THE PROBLEM
In the listing below, pick out lines with "noLu".

DATA FOR THE TASK
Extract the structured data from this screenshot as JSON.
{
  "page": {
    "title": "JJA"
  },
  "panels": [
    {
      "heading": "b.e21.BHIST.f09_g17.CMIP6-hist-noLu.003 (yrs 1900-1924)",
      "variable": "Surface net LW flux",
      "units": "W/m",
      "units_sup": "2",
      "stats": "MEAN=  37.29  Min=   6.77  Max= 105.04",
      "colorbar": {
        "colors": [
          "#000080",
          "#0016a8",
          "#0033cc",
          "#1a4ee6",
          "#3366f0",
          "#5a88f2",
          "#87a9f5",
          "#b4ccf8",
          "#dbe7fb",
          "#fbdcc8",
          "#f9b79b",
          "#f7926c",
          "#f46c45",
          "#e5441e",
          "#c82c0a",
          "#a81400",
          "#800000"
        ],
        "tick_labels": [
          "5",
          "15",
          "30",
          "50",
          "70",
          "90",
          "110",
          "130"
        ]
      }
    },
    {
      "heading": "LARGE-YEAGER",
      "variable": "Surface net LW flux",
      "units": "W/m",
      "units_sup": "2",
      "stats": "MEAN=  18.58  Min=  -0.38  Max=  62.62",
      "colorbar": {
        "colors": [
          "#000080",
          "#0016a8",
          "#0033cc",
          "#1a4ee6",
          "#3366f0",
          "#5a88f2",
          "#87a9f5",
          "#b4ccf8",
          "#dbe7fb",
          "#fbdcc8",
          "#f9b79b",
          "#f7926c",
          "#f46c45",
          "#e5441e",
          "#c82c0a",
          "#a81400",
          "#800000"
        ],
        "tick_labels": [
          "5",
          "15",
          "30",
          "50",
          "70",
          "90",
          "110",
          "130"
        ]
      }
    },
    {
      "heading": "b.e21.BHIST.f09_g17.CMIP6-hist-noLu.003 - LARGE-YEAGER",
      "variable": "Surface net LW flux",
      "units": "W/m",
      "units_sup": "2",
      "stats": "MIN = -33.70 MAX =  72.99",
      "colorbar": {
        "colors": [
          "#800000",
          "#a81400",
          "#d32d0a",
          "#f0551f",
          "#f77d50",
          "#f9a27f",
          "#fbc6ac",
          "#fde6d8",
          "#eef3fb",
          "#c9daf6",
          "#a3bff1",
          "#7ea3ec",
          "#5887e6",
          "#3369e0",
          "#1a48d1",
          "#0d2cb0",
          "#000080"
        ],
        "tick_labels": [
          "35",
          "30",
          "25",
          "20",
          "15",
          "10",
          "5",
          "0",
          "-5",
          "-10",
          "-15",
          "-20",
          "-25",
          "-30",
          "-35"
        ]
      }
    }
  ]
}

TASK OUTPUT
      "heading": "b.e21.BHIST.f09_g17.CMIP6-hist-noLu.003 (yrs 1900-1924)",
      "heading": "b.e21.BHIST.f09_g17.CMIP6-hist-noLu.003 - LARGE-YEAGER",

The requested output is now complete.